Supplied data ->
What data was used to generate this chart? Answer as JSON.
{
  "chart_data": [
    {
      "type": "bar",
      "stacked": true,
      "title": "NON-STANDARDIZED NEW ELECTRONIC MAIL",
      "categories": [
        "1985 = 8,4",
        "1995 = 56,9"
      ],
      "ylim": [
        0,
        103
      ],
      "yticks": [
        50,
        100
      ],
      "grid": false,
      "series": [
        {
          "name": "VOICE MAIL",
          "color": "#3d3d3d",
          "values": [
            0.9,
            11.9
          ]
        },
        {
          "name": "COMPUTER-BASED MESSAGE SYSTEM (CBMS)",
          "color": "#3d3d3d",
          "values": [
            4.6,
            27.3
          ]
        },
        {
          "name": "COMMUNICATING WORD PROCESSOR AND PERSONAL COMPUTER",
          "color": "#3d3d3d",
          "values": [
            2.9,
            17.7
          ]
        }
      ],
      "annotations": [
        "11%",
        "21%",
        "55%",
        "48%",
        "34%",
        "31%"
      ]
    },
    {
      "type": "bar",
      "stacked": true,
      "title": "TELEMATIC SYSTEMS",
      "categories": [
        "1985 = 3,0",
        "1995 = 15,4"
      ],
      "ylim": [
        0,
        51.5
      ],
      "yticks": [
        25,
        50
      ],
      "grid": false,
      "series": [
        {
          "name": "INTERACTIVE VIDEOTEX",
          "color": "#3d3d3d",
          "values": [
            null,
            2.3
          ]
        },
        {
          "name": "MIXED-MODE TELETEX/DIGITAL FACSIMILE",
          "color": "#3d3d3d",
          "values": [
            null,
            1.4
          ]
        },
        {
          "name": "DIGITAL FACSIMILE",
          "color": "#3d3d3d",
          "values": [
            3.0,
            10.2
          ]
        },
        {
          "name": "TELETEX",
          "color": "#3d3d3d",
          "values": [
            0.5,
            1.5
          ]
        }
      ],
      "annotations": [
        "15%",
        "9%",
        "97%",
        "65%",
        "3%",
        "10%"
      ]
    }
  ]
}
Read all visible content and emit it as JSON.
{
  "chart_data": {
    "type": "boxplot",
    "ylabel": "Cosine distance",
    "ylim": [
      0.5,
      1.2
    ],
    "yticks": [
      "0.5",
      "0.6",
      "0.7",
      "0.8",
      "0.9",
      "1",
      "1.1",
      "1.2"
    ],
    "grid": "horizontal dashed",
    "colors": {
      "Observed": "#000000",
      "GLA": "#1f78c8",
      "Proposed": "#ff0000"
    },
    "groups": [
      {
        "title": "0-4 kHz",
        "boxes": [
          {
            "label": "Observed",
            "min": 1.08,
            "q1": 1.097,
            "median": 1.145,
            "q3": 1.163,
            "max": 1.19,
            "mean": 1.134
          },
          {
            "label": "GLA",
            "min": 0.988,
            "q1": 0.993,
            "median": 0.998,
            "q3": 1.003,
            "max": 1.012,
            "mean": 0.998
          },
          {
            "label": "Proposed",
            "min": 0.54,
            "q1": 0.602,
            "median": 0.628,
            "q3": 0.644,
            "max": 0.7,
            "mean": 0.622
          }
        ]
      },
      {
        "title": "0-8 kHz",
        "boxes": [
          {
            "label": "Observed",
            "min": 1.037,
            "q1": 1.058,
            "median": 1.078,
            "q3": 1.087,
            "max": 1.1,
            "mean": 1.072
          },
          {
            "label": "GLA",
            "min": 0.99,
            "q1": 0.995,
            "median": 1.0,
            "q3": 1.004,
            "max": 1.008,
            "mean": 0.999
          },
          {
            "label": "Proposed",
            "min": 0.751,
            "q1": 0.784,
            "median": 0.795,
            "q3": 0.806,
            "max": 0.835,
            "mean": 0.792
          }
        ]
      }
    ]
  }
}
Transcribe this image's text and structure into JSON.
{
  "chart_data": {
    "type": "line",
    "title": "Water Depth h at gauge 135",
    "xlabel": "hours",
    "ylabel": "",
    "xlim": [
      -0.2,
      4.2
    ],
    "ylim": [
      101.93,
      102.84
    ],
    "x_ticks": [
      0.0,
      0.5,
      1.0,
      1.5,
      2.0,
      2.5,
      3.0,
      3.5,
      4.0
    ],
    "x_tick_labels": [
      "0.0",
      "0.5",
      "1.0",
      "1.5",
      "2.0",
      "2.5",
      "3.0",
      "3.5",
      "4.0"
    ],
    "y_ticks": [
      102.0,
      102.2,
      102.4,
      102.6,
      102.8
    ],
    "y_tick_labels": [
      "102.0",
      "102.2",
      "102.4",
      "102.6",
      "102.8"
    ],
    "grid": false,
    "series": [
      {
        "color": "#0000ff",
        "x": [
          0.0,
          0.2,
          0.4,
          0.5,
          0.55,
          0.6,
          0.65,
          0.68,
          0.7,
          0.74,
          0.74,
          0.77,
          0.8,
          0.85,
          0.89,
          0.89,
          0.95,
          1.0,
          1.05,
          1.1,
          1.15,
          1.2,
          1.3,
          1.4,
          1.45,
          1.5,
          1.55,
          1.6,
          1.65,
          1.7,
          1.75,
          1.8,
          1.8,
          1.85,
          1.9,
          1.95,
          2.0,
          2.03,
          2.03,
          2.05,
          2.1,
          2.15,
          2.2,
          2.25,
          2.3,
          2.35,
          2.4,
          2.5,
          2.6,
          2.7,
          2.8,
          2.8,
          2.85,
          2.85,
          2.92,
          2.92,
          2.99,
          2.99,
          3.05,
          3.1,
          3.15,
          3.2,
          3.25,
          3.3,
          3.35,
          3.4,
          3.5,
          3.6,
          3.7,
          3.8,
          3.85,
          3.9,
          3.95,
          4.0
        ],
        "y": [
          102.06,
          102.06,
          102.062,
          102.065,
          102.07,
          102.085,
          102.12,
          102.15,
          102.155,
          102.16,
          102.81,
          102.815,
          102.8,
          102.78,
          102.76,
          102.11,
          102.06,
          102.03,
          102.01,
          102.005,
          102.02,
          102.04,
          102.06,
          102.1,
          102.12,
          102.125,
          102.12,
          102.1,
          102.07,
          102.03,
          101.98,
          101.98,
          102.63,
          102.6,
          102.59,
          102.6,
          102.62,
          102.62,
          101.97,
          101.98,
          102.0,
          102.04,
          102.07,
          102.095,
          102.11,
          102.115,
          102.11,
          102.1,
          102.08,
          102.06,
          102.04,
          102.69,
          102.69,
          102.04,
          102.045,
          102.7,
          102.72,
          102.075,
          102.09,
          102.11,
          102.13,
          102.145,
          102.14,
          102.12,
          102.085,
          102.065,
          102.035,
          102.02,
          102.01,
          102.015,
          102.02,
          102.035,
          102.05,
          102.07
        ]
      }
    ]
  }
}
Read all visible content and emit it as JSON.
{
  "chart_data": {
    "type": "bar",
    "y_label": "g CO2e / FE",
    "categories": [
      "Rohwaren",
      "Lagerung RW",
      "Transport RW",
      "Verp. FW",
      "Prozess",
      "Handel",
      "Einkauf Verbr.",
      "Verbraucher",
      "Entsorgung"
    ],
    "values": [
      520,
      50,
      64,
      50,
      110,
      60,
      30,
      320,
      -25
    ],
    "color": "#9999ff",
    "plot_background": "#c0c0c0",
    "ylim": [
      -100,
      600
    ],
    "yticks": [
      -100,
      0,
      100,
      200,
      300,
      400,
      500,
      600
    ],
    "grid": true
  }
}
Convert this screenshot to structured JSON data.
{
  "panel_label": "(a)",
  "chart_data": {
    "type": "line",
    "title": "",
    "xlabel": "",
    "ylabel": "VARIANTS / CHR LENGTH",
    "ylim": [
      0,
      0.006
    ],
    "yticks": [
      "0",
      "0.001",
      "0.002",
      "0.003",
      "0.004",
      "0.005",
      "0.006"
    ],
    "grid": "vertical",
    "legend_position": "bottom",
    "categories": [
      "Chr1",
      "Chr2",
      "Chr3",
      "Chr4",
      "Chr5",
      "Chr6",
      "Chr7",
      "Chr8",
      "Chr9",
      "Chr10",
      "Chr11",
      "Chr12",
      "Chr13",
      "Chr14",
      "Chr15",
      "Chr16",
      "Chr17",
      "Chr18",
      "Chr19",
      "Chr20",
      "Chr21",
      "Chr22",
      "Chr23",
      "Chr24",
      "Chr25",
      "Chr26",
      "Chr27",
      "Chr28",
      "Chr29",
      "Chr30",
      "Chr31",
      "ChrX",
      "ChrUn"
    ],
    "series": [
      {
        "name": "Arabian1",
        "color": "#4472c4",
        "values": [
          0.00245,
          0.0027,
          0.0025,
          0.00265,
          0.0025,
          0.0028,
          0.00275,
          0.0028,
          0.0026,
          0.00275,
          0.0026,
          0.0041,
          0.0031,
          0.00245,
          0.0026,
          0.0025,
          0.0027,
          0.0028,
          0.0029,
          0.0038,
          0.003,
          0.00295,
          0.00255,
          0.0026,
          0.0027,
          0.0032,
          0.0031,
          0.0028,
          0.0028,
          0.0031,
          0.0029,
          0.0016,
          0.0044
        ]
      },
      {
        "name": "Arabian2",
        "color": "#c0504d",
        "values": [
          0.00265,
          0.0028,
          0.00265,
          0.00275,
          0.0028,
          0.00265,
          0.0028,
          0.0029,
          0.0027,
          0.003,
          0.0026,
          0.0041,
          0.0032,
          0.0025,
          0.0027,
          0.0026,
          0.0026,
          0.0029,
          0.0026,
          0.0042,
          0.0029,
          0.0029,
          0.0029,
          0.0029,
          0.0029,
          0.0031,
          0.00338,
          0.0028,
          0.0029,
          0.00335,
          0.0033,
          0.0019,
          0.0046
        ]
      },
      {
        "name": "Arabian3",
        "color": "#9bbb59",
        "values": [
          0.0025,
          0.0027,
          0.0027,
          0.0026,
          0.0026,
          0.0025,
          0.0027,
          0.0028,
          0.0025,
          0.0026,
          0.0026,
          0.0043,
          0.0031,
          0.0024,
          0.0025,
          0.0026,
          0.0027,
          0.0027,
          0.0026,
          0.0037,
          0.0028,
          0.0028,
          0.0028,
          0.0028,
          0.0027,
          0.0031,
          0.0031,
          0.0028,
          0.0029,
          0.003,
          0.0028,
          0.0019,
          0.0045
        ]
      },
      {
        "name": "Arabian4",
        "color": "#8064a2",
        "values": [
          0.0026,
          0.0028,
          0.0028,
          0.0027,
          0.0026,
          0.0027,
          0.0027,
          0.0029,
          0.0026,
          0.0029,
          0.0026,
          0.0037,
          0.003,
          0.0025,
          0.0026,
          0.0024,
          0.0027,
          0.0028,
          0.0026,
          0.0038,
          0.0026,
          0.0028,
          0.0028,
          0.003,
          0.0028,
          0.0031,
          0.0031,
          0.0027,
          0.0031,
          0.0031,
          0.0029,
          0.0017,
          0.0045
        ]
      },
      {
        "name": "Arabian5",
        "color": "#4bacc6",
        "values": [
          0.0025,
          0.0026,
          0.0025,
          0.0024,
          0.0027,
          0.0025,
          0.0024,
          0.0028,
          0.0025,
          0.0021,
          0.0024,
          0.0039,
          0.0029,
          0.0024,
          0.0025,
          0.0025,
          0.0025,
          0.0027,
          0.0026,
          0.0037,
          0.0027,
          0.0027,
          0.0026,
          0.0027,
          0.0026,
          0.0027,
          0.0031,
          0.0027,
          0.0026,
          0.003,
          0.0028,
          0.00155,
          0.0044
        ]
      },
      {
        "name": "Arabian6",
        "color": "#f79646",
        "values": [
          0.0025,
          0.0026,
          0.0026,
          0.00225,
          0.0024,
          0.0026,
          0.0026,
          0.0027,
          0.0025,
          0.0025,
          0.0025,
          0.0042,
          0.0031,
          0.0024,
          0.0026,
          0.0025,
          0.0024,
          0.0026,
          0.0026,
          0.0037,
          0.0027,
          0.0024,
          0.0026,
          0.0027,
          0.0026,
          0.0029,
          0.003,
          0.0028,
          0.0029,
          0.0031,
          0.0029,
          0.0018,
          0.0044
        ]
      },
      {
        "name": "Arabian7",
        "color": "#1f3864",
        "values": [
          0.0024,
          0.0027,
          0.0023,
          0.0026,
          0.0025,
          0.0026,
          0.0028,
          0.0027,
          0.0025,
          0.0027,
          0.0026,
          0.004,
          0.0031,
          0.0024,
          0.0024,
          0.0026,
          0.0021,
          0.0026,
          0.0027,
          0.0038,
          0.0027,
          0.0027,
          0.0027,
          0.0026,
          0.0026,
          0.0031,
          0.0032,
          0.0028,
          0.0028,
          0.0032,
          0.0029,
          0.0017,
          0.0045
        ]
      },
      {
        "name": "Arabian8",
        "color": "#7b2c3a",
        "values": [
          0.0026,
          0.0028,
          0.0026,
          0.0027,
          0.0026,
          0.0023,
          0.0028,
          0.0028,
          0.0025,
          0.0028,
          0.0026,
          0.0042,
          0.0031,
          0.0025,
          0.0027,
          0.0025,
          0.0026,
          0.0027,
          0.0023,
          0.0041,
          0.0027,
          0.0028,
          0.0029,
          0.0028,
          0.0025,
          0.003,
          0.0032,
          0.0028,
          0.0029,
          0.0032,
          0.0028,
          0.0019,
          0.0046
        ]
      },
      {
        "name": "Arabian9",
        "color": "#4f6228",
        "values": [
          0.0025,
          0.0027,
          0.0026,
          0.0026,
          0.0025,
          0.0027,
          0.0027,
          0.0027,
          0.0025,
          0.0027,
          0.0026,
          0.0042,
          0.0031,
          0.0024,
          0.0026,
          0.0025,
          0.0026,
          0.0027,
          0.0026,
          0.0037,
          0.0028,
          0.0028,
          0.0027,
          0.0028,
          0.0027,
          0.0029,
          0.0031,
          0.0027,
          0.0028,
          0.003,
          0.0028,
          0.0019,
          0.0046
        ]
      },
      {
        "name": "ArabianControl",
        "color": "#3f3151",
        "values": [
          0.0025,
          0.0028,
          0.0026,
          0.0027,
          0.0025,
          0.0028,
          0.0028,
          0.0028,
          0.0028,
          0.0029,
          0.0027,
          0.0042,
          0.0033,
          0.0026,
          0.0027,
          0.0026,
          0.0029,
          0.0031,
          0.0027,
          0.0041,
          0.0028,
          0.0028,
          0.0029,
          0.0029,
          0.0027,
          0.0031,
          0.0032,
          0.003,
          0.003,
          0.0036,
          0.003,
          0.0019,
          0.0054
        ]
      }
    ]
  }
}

What to do -> Look through the entries above; copy every line holding the string "FACSIMILE".

Full answer ->
          "name": "MIXED-MODE TELETEX/DIGITAL FACSIMILE",
          "name": "DIGITAL FACSIMILE",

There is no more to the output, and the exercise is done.